Copy whichever lines contain the string "name".

Items from a figure collection:
—————

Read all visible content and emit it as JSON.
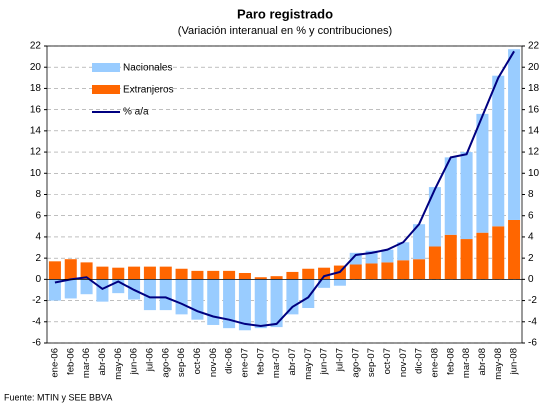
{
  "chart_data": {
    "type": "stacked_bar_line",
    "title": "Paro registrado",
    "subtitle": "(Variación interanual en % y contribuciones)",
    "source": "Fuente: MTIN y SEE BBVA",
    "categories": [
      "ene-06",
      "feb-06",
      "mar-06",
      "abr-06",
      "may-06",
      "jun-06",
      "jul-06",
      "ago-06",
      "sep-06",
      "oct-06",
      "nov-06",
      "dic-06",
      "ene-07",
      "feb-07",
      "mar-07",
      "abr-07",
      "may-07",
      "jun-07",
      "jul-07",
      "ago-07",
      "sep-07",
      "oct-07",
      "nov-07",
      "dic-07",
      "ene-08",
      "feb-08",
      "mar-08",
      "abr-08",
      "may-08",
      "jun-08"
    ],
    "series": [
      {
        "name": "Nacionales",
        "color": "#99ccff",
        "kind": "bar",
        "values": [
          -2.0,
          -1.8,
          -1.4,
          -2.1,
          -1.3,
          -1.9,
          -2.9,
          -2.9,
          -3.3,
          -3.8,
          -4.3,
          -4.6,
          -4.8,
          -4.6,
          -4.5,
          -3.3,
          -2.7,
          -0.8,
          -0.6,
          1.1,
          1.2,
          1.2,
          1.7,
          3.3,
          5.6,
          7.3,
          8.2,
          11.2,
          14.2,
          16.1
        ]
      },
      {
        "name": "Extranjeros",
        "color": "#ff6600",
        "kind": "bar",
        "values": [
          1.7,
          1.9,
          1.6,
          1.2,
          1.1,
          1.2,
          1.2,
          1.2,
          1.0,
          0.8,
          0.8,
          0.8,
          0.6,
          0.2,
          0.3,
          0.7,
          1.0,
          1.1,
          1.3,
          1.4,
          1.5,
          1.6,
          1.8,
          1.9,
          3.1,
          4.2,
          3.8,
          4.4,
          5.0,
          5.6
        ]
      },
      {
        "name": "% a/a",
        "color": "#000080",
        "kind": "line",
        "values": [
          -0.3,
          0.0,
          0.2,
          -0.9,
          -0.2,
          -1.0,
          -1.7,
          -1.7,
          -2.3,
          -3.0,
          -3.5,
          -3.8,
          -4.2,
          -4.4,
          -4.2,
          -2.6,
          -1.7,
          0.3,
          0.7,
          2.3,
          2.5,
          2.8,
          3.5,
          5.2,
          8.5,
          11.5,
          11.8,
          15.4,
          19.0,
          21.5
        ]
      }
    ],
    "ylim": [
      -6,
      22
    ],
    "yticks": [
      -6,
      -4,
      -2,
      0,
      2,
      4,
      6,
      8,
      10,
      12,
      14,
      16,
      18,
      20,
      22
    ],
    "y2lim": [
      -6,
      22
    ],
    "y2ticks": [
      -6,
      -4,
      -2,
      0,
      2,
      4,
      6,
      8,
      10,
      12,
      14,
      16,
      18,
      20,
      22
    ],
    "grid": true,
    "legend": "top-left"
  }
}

—————

SOLVED PROBLEM |
        "name": "Nacionales",
        "name": "Extranjeros",
        "name": "% a/a",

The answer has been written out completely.